● **Task statement**:
Omit the images, then output each of the records below exactly.

··· Records shown ···

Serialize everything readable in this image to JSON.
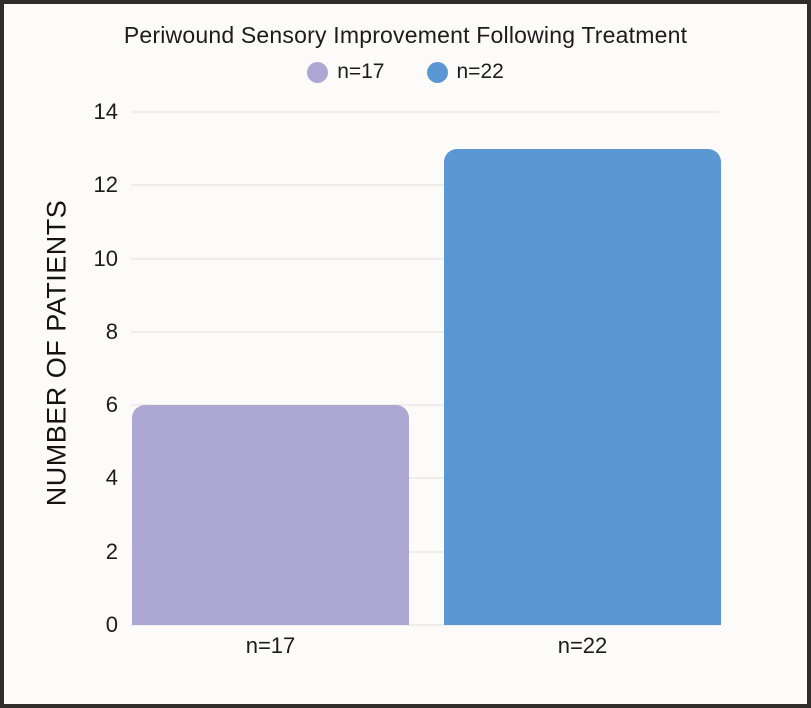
{
  "frame": {
    "background": "#fcfbfa",
    "border_color": "#2f2e2d"
  },
  "chart_data": {
    "type": "bar",
    "title": "Periwound Sensory Improvement Following Treatment",
    "categories": [
      "n=17",
      "n=22"
    ],
    "values": [
      6,
      13
    ],
    "bar_colors": [
      "#ada7d3",
      "#5b97d3"
    ],
    "xlabel": "",
    "ylabel": "NUMBER OF PATIENTS",
    "ylim": [
      0,
      14
    ],
    "yticks": [
      0,
      2,
      4,
      6,
      8,
      10,
      12,
      14
    ],
    "grid": true,
    "gridline_color": "#ededed",
    "text_color": "#1c1c1c",
    "legend": {
      "position": "top",
      "entries": [
        {
          "label": "n=17",
          "color": "#ada7d3"
        },
        {
          "label": "n=22",
          "color": "#5b97d3"
        }
      ]
    }
  }
}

···

● **Exercise solution**:
Serialize everything readable in this image to JSON.
{
  "frame": {
    "background": "#fcfbfa",
    "border_color": "#2f2e2d"
  },
  "chart_data": {
    "type": "bar",
    "title": "Periwound Sensory Improvement Following Treatment",
    "categories": [
      "n=17",
      "n=22"
    ],
    "values": [
      6,
      13
    ],
    "bar_colors": [
      "#ada7d3",
      "#5b97d3"
    ],
    "xlabel": "",
    "ylabel": "NUMBER OF PATIENTS",
    "ylim": [
      0,
      14
    ],
    "yticks": [
      0,
      2,
      4,
      6,
      8,
      10,
      12,
      14
    ],
    "grid": true,
    "gridline_color": "#ededed",
    "text_color": "#1c1c1c",
    "legend": {
      "position": "top",
      "entries": [
        {
          "label": "n=17",
          "color": "#ada7d3"
        },
        {
          "label": "n=22",
          "color": "#5b97d3"
        }
      ]
    }
  }
}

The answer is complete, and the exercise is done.